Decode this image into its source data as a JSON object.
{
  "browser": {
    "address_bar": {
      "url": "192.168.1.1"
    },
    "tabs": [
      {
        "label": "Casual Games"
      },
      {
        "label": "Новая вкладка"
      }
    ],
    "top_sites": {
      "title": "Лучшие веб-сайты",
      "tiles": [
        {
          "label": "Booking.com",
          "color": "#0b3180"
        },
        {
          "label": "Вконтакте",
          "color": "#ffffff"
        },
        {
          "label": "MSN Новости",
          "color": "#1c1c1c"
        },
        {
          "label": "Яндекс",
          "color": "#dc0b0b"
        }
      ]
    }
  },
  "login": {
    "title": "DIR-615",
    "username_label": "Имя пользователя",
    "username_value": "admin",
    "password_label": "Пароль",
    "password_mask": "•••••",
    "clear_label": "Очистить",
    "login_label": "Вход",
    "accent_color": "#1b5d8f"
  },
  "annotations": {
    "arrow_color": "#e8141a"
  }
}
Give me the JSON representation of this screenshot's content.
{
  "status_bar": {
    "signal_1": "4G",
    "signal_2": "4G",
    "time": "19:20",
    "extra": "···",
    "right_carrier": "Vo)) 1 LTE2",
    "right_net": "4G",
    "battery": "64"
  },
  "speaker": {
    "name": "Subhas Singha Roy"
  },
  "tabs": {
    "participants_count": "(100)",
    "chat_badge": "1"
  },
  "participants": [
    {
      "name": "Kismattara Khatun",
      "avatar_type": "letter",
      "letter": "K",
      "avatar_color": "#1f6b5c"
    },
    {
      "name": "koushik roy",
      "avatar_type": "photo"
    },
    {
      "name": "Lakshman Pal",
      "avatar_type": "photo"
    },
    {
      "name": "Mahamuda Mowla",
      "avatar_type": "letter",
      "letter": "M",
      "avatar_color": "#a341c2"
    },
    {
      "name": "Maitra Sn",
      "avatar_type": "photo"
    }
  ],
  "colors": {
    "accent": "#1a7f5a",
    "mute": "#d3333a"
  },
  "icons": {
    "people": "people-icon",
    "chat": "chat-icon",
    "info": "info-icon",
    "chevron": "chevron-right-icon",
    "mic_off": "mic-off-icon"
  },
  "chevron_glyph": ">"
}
# # # # # # #
WORK TO COMPLETE: Retype the material in full, character for character.

EXERCISE RESPONSE:
Decode this image into its source data as a JSON object.
{
  "browser": {
    "address_bar": {
      "url": "192.168.1.1"
    },
    "tabs": [
      {
        "label": "Casual Games"
      },
      {
        "label": "Новая вкладка"
      }
    ],
    "top_sites": {
      "title": "Лучшие веб-сайты",
      "tiles": [
        {
          "label": "Booking.com",
          "color": "#0b3180"
        },
        {
          "label": "Вконтакте",
          "color": "#ffffff"
        },
        {
          "label": "MSN Новости",
          "color": "#1c1c1c"
        },
        {
          "label": "Яндекс",
          "color": "#dc0b0b"
        }
      ]
    }
  },
  "login": {
    "title": "DIR-615",
    "username_label": "Имя пользователя",
    "username_value": "admin",
    "password_label": "Пароль",
    "password_mask": "•••••",
    "clear_label": "Очистить",
    "login_label": "Вход",
    "accent_color": "#1b5d8f"
  },
  "annotations": {
    "arrow_color": "#e8141a"
  }
}
Give me the JSON representation of this screenshot's content.
{
  "status_bar": {
    "signal_1": "4G",
    "signal_2": "4G",
    "time": "19:20",
    "extra": "···",
    "right_carrier": "Vo)) 1 LTE2",
    "right_net": "4G",
    "battery": "64"
  },
  "speaker": {
    "name": "Subhas Singha Roy"
  },
  "tabs": {
    "participants_count": "(100)",
    "chat_badge": "1"
  },
  "participants": [
    {
      "name": "Kismattara Khatun",
      "avatar_type": "letter",
      "letter": "K",
      "avatar_color": "#1f6b5c"
    },
    {
      "name": "koushik roy",
      "avatar_type": "photo"
    },
    {
      "name": "Lakshman Pal",
      "avatar_type": "photo"
    },
    {
      "name": "Mahamuda Mowla",
      "avatar_type": "letter",
      "letter": "M",
      "avatar_color": "#a341c2"
    },
    {
      "name": "Maitra Sn",
      "avatar_type": "photo"
    }
  ],
  "colors": {
    "accent": "#1a7f5a",
    "mute": "#d3333a"
  },
  "icons": {
    "people": "people-icon",
    "chat": "chat-icon",
    "info": "info-icon",
    "chevron": "chevron-right-icon",
    "mic_off": "mic-off-icon"
  },
  "chevron_glyph": ">"
}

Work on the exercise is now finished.